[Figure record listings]

+++++

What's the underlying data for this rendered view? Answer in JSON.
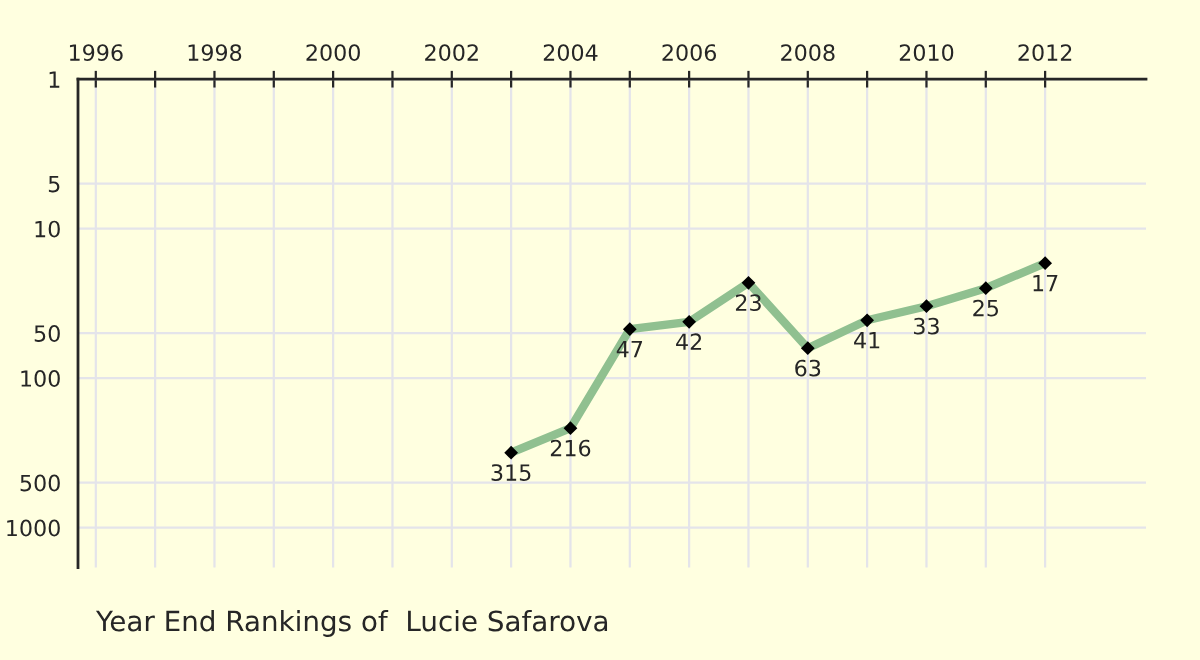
{
  "chart_data": {
    "type": "line",
    "title": "Year End Rankings of  Lucie Safarova",
    "x": [
      2003,
      2004,
      2005,
      2006,
      2007,
      2008,
      2009,
      2010,
      2011,
      2012
    ],
    "series": [
      {
        "color": "#90c090",
        "values": [
          315,
          216,
          47,
          42,
          23,
          63,
          41,
          33,
          25,
          17
        ]
      }
    ],
    "data_labels": true,
    "marker": "diamond",
    "line_style": "solid",
    "log": "y",
    "grid": true,
    "xlim": [
      1995.7,
      2013.7
    ],
    "xticks": [
      1996,
      {
        "value": 1997,
        "label": null
      },
      1998,
      {
        "value": 1999,
        "label": null
      },
      2000,
      {
        "value": 2001,
        "label": null
      },
      2002,
      {
        "value": 2003,
        "label": null
      },
      2004,
      {
        "value": 2005,
        "label": null
      },
      2006,
      {
        "value": 2007,
        "label": null
      },
      2008,
      {
        "value": 2009,
        "label": null
      },
      2010,
      {
        "value": 2011,
        "label": null
      },
      2012
    ],
    "ylim": [
      1850,
      1
    ],
    "yticks": [
      1,
      5,
      10,
      50,
      100,
      500,
      1000
    ]
  }
}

+++++

## Exercise details:
Transcribe the whole listing, character for character, but not its images.

## Task solution:
What's the underlying data for this rendered view? Answer in JSON.
{
  "chart_data": {
    "type": "line",
    "title": "Year End Rankings of  Lucie Safarova",
    "x": [
      2003,
      2004,
      2005,
      2006,
      2007,
      2008,
      2009,
      2010,
      2011,
      2012
    ],
    "series": [
      {
        "color": "#90c090",
        "values": [
          315,
          216,
          47,
          42,
          23,
          63,
          41,
          33,
          25,
          17
        ]
      }
    ],
    "data_labels": true,
    "marker": "diamond",
    "line_style": "solid",
    "log": "y",
    "grid": true,
    "xlim": [
      1995.7,
      2013.7
    ],
    "xticks": [
      1996,
      {
        "value": 1997,
        "label": null
      },
      1998,
      {
        "value": 1999,
        "label": null
      },
      2000,
      {
        "value": 2001,
        "label": null
      },
      2002,
      {
        "value": 2003,
        "label": null
      },
      2004,
      {
        "value": 2005,
        "label": null
      },
      2006,
      {
        "value": 2007,
        "label": null
      },
      2008,
      {
        "value": 2009,
        "label": null
      },
      2010,
      {
        "value": 2011,
        "label": null
      },
      2012
    ],
    "ylim": [
      1850,
      1
    ],
    "yticks": [
      1,
      5,
      10,
      50,
      100,
      500,
      1000
    ]
  }
}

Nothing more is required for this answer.